[Stored records]

— START —

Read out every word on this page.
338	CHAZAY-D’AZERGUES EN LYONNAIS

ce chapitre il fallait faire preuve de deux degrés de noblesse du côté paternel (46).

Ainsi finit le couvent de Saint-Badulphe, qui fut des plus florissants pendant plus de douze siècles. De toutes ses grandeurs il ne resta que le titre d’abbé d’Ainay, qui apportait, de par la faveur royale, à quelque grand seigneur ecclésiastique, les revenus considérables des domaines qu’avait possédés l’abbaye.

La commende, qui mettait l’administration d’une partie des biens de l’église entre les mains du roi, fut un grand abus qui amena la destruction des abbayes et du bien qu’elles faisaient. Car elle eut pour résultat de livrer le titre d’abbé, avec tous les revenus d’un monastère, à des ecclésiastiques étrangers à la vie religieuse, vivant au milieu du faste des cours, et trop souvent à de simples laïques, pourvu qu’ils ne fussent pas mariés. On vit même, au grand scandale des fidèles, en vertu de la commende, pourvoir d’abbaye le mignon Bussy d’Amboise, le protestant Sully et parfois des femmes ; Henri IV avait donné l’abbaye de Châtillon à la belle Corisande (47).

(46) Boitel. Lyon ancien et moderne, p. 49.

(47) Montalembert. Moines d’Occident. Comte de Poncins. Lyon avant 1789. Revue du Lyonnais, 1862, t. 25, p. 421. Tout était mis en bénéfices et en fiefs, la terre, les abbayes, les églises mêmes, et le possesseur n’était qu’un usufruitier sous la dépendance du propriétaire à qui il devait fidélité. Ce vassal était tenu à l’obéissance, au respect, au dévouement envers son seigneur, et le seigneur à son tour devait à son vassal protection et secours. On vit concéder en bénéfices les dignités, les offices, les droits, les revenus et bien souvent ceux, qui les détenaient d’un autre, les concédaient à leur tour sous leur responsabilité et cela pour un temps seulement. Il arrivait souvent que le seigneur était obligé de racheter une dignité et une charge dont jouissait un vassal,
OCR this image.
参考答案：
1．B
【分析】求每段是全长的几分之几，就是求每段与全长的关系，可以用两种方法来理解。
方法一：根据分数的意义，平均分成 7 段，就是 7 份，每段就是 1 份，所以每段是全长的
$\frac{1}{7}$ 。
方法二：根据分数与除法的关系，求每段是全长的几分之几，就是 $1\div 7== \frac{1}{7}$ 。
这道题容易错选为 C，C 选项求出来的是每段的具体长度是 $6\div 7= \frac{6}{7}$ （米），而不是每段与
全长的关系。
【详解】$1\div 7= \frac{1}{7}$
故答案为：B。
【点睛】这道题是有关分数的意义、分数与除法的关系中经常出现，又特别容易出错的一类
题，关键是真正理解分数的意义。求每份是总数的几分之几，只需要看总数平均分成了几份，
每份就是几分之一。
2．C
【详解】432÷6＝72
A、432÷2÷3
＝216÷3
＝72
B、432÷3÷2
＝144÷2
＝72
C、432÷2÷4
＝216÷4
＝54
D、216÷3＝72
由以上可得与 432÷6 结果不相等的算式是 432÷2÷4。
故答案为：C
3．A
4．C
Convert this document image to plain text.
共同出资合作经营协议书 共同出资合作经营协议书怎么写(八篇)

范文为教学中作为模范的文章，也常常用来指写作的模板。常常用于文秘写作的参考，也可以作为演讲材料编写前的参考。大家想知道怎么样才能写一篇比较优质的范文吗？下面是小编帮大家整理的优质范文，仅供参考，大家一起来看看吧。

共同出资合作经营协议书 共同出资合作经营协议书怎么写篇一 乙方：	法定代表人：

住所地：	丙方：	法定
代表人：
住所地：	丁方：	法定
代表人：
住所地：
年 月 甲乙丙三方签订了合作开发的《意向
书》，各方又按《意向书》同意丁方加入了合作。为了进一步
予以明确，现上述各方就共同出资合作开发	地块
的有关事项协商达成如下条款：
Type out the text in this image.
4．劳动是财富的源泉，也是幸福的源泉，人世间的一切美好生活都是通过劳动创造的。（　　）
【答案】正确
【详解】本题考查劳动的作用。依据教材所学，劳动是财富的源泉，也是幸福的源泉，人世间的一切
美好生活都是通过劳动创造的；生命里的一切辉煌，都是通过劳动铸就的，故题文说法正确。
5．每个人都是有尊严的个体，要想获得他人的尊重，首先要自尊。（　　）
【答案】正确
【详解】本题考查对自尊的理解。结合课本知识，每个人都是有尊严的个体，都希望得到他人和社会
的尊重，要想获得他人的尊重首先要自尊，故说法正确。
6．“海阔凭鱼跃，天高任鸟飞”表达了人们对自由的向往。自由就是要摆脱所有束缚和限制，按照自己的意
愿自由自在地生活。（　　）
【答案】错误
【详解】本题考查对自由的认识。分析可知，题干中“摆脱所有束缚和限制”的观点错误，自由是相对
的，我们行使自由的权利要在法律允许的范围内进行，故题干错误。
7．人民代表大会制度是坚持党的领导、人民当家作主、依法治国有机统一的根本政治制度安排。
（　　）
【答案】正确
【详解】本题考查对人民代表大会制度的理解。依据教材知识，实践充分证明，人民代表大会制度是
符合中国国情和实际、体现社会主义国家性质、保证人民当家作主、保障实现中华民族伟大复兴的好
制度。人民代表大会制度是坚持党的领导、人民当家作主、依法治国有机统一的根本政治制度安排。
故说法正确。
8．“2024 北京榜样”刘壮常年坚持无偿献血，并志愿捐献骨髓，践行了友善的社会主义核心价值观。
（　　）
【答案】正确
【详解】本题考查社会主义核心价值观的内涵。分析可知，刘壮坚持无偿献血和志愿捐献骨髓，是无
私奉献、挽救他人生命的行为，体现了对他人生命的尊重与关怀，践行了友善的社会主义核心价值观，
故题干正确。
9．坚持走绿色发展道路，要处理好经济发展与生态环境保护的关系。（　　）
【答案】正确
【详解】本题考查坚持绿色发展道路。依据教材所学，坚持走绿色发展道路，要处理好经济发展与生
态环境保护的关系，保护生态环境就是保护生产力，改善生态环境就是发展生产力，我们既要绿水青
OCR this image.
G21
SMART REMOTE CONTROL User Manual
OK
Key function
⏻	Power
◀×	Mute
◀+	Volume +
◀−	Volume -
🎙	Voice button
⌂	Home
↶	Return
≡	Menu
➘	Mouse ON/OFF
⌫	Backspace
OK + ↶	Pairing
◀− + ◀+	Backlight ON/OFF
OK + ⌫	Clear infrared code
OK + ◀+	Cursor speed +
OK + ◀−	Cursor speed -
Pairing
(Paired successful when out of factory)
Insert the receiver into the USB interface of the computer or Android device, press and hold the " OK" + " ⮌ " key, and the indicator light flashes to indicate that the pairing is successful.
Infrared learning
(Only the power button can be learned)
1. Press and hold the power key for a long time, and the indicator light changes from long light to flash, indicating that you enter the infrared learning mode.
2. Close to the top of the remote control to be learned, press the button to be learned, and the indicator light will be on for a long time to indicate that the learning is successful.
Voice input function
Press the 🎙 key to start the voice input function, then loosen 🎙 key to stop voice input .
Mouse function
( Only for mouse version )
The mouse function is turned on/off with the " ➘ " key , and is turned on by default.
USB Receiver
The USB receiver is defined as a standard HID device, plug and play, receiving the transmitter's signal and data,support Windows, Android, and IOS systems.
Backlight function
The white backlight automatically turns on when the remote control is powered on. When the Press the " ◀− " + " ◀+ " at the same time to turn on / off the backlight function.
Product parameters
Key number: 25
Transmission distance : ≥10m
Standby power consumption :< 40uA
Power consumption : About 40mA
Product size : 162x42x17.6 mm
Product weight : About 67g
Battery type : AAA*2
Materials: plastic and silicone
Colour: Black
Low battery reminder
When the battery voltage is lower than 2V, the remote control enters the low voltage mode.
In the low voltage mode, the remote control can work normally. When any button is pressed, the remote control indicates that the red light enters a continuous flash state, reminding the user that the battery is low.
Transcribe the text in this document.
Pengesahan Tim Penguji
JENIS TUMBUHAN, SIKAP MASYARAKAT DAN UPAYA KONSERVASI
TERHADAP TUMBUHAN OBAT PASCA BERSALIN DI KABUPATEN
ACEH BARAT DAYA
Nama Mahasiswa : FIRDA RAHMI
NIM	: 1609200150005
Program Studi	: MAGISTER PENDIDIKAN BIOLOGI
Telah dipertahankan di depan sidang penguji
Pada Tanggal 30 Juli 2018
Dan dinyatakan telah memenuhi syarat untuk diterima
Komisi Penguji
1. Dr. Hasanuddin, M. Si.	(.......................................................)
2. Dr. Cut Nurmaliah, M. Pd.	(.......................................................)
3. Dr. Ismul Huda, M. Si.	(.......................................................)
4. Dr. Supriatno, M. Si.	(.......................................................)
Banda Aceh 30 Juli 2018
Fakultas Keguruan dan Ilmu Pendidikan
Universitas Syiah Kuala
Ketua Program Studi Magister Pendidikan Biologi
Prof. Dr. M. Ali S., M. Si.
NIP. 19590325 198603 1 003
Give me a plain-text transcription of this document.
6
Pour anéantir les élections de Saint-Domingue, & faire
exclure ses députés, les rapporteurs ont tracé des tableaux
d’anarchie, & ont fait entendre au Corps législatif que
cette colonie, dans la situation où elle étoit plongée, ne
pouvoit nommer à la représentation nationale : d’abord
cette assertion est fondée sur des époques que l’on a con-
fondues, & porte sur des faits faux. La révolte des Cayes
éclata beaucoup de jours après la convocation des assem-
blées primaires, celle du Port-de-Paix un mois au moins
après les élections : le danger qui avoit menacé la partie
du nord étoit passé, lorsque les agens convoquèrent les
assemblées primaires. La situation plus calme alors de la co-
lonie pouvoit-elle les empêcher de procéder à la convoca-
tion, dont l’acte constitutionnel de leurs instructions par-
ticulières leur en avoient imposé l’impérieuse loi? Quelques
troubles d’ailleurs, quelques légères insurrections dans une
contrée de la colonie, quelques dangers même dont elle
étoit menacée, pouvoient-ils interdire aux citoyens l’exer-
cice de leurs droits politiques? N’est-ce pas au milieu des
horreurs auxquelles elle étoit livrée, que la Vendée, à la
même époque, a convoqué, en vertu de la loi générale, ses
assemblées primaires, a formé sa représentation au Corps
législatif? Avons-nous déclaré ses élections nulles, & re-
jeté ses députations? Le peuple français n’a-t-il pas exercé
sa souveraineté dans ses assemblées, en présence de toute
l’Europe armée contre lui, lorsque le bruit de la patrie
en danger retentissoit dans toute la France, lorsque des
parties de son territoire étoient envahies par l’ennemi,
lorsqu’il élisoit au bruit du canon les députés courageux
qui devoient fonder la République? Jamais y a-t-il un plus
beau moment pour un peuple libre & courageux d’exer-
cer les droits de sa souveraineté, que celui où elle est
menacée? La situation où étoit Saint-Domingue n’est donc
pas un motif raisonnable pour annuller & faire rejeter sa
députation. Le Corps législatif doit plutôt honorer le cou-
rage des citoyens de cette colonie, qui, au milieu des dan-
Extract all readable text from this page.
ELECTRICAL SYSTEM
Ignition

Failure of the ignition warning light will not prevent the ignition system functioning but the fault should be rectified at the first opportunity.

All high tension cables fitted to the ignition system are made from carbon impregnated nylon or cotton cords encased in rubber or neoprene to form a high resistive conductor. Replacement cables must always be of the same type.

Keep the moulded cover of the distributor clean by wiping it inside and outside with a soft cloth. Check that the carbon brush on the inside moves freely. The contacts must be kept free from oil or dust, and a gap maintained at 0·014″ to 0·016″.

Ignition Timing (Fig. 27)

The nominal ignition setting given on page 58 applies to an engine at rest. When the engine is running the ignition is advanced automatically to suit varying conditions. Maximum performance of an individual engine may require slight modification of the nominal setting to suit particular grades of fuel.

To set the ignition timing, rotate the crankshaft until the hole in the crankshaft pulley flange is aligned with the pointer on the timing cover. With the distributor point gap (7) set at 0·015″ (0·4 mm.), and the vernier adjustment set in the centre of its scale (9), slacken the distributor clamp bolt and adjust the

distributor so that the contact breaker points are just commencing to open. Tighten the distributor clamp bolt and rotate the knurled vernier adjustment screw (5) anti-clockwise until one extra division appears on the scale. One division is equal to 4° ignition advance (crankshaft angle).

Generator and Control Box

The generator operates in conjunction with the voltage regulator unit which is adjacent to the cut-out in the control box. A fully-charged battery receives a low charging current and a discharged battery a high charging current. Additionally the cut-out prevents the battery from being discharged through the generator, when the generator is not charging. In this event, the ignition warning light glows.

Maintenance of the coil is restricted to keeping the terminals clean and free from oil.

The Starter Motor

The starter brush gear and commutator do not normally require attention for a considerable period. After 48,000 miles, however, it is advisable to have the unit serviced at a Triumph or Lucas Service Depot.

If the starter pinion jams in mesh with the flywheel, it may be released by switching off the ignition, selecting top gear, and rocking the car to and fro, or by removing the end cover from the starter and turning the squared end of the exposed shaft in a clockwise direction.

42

— END —

▶ [WHAT IS EXPECTED] Extract all lines from the material above that include the word "gear".

▶ [COMPLETED EXERCISE]
The starter brush gear and commutator do not normally require attention for a considerable period. After 48,000 miles, however, it is advisable to have the unit serviced at a Triumph or Lucas Service Depot.
If the starter pinion jams in mesh with the flywheel, it may be released by switching off the ignition, selecting top gear, and rocking the car to and fro, or by removing the end cover from the starter and turning the squared end of the exposed shaft in a clockwise direction.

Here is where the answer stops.